* THE EXERCISE *
Write out each line beneath this one exactly as it reads.

* DATA FOR THIS TASK *
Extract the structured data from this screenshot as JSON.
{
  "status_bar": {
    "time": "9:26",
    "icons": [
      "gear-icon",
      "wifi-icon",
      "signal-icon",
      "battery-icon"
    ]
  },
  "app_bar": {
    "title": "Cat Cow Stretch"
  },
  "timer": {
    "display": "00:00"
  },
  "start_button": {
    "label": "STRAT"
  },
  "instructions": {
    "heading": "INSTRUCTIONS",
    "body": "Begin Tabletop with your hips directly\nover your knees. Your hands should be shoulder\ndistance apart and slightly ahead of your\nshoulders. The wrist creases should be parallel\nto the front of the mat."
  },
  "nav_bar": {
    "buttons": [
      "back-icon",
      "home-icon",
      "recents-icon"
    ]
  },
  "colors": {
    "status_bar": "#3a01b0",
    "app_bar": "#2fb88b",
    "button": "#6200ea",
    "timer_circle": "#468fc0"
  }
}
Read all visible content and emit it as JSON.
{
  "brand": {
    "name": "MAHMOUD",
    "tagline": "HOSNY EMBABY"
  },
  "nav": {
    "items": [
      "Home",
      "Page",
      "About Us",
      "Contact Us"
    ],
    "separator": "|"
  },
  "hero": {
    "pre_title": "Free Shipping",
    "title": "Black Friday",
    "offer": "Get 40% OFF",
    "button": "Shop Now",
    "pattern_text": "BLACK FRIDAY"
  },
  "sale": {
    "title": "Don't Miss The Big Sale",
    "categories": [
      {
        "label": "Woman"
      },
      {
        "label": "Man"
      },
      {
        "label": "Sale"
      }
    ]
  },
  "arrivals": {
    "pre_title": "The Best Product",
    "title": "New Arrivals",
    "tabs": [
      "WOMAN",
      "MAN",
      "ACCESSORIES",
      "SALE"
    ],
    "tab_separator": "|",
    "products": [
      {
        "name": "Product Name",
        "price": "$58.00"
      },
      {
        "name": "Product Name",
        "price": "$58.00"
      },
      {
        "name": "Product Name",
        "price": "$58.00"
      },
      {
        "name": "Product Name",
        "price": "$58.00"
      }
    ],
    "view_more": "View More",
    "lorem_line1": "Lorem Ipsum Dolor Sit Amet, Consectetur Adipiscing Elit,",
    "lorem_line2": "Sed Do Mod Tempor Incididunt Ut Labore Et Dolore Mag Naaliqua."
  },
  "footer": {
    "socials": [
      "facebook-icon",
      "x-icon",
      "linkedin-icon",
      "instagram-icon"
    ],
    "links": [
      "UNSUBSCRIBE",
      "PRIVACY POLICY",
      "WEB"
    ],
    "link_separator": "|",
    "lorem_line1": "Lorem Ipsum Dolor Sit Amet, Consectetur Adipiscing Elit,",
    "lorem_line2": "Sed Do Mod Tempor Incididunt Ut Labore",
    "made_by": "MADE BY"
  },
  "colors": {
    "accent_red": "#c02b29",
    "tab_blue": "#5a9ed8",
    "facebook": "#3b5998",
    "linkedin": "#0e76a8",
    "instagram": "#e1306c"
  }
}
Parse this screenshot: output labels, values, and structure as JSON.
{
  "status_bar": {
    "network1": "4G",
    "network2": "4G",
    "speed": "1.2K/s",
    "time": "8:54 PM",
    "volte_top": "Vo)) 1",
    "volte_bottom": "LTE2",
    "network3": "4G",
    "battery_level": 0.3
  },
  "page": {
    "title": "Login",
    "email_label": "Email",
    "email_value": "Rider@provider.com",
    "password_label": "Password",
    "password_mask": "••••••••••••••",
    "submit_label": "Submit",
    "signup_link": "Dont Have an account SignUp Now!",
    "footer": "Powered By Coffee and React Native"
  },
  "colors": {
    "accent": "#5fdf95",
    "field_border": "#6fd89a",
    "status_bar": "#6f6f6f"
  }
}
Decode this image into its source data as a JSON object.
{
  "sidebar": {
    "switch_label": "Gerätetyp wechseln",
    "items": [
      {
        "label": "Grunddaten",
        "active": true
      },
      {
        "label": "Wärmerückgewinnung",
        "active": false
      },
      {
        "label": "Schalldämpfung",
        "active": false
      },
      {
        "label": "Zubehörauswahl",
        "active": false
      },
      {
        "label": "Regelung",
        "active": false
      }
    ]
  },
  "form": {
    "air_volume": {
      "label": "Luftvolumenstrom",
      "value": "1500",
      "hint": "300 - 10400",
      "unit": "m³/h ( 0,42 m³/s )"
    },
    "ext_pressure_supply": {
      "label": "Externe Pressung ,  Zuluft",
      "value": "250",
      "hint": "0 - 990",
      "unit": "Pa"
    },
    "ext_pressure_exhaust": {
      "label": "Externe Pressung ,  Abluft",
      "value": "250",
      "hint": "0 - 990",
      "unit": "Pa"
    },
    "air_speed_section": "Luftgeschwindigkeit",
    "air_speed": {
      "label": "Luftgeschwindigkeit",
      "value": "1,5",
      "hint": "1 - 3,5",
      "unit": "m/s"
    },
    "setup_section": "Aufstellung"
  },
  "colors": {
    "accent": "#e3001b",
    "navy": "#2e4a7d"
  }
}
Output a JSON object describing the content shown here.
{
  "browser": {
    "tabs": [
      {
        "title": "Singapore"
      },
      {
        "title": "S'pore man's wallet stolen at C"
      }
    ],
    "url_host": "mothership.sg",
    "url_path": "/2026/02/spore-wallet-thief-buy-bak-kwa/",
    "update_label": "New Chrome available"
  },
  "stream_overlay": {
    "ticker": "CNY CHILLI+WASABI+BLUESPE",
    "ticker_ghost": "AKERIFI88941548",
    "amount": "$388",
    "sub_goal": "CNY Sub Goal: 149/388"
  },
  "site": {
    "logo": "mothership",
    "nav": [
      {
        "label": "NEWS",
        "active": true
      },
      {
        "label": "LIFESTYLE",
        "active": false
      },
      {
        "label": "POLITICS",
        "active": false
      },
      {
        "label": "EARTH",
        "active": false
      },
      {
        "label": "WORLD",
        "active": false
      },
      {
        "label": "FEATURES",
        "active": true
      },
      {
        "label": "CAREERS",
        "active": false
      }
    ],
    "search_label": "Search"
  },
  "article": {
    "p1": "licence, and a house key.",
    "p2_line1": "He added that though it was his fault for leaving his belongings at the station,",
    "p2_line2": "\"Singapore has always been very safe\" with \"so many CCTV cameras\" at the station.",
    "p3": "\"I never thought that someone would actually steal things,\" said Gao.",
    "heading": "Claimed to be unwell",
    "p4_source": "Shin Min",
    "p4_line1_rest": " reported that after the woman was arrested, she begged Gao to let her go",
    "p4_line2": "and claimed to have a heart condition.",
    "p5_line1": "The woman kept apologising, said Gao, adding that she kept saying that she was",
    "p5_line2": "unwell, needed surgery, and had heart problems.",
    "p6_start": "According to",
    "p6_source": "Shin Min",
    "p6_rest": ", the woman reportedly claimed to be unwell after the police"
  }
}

* FINAL RESULT *
Extract the structured data from this screenshot as JSON.
{
  "status_bar": {
    "time": "9:26",
    "icons": [
      "gear-icon",
      "wifi-icon",
      "signal-icon",
      "battery-icon"
    ]
  },
  "app_bar": {
    "title": "Cat Cow Stretch"
  },
  "timer": {
    "display": "00:00"
  },
  "start_button": {
    "label": "STRAT"
  },
  "instructions": {
    "heading": "INSTRUCTIONS",
    "body": "Begin Tabletop with your hips directly\nover your knees. Your hands should be shoulder\ndistance apart and slightly ahead of your\nshoulders. The wrist creases should be parallel\nto the front of the mat."
  },
  "nav_bar": {
    "buttons": [
      "back-icon",
      "home-icon",
      "recents-icon"
    ]
  },
  "colors": {
    "status_bar": "#3a01b0",
    "app_bar": "#2fb88b",
    "button": "#6200ea",
    "timer_circle": "#468fc0"
  }
}
Read all visible content and emit it as JSON.
{
  "brand": {
    "name": "MAHMOUD",
    "tagline": "HOSNY EMBABY"
  },
  "nav": {
    "items": [
      "Home",
      "Page",
      "About Us",
      "Contact Us"
    ],
    "separator": "|"
  },
  "hero": {
    "pre_title": "Free Shipping",
    "title": "Black Friday",
    "offer": "Get 40% OFF",
    "button": "Shop Now",
    "pattern_text": "BLACK FRIDAY"
  },
  "sale": {
    "title": "Don't Miss The Big Sale",
    "categories": [
      {
        "label": "Woman"
      },
      {
        "label": "Man"
      },
      {
        "label": "Sale"
      }
    ]
  },
  "arrivals": {
    "pre_title": "The Best Product",
    "title": "New Arrivals",
    "tabs": [
      "WOMAN",
      "MAN",
      "ACCESSORIES",
      "SALE"
    ],
    "tab_separator": "|",
    "products": [
      {
        "name": "Product Name",
        "price": "$58.00"
      },
      {
        "name": "Product Name",
        "price": "$58.00"
      },
      {
        "name": "Product Name",
        "price": "$58.00"
      },
      {
        "name": "Product Name",
        "price": "$58.00"
      }
    ],
    "view_more": "View More",
    "lorem_line1": "Lorem Ipsum Dolor Sit Amet, Consectetur Adipiscing Elit,",
    "lorem_line2": "Sed Do Mod Tempor Incididunt Ut Labore Et Dolore Mag Naaliqua."
  },
  "footer": {
    "socials": [
      "facebook-icon",
      "x-icon",
      "linkedin-icon",
      "instagram-icon"
    ],
    "links": [
      "UNSUBSCRIBE",
      "PRIVACY POLICY",
      "WEB"
    ],
    "link_separator": "|",
    "lorem_line1": "Lorem Ipsum Dolor Sit Amet, Consectetur Adipiscing Elit,",
    "lorem_line2": "Sed Do Mod Tempor Incididunt Ut Labore",
    "made_by": "MADE BY"
  },
  "colors": {
    "accent_red": "#c02b29",
    "tab_blue": "#5a9ed8",
    "facebook": "#3b5998",
    "linkedin": "#0e76a8",
    "instagram": "#e1306c"
  }
}
Parse this screenshot: output labels, values, and structure as JSON.
{
  "status_bar": {
    "network1": "4G",
    "network2": "4G",
    "speed": "1.2K/s",
    "time": "8:54 PM",
    "volte_top": "Vo)) 1",
    "volte_bottom": "LTE2",
    "network3": "4G",
    "battery_level": 0.3
  },
  "page": {
    "title": "Login",
    "email_label": "Email",
    "email_value": "Rider@provider.com",
    "password_label": "Password",
    "password_mask": "••••••••••••••",
    "submit_label": "Submit",
    "signup_link": "Dont Have an account SignUp Now!",
    "footer": "Powered By Coffee and React Native"
  },
  "colors": {
    "accent": "#5fdf95",
    "field_border": "#6fd89a",
    "status_bar": "#6f6f6f"
  }
}
Decode this image into its source data as a JSON object.
{
  "sidebar": {
    "switch_label": "Gerätetyp wechseln",
    "items": [
      {
        "label": "Grunddaten",
        "active": true
      },
      {
        "label": "Wärmerückgewinnung",
        "active": false
      },
      {
        "label": "Schalldämpfung",
        "active": false
      },
      {
        "label": "Zubehörauswahl",
        "active": false
      },
      {
        "label": "Regelung",
        "active": false
      }
    ]
  },
  "form": {
    "air_volume": {
      "label": "Luftvolumenstrom",
      "value": "1500",
      "hint": "300 - 10400",
      "unit": "m³/h ( 0,42 m³/s )"
    },
    "ext_pressure_supply": {
      "label": "Externe Pressung ,  Zuluft",
      "value": "250",
      "hint": "0 - 990",
      "unit": "Pa"
    },
    "ext_pressure_exhaust": {
      "label": "Externe Pressung ,  Abluft",
      "value": "250",
      "hint": "0 - 990",
      "unit": "Pa"
    },
    "air_speed_section": "Luftgeschwindigkeit",
    "air_speed": {
      "label": "Luftgeschwindigkeit",
      "value": "1,5",
      "hint": "1 - 3,5",
      "unit": "m/s"
    },
    "setup_section": "Aufstellung"
  },
  "colors": {
    "accent": "#e3001b",
    "navy": "#2e4a7d"
  }
}
Output a JSON object describing the content shown here.
{
  "browser": {
    "tabs": [
      {
        "title": "Singapore"
      },
      {
        "title": "S'pore man's wallet stolen at C"
      }
    ],
    "url_host": "mothership.sg",
    "url_path": "/2026/02/spore-wallet-thief-buy-bak-kwa/",
    "update_label": "New Chrome available"
  },
  "stream_overlay": {
    "ticker": "CNY CHILLI+WASABI+BLUESPE",
    "ticker_ghost": "AKERIFI88941548",
    "amount": "$388",
    "sub_goal": "CNY Sub Goal: 149/388"
  },
  "site": {
    "logo": "mothership",
    "nav": [
      {
        "label": "NEWS",
        "active": true
      },
      {
        "label": "LIFESTYLE",
        "active": false
      },
      {
        "label": "POLITICS",
        "active": false
      },
      {
        "label": "EARTH",
        "active": false
      },
      {
        "label": "WORLD",
        "active": false
      },
      {
        "label": "FEATURES",
        "active": true
      },
      {
        "label": "CAREERS",
        "active": false
      }
    ],
    "search_label": "Search"
  },
  "article": {
    "p1": "licence, and a house key.",
    "p2_line1": "He added that though it was his fault for leaving his belongings at the station,",
    "p2_line2": "\"Singapore has always been very safe\" with \"so many CCTV cameras\" at the station.",
    "p3": "\"I never thought that someone would actually steal things,\" said Gao.",
    "heading": "Claimed to be unwell",
    "p4_source": "Shin Min",
    "p4_line1_rest": " reported that after the woman was arrested, she begged Gao to let her go",
    "p4_line2": "and claimed to have a heart condition.",
    "p5_line1": "The woman kept apologising, said Gao, adding that she kept saying that she was",
    "p5_line2": "unwell, needed surgery, and had heart problems.",
    "p6_start": "According to",
    "p6_source": "Shin Min",
    "p6_rest": ", the woman reportedly claimed to be unwell after the police"
  }
}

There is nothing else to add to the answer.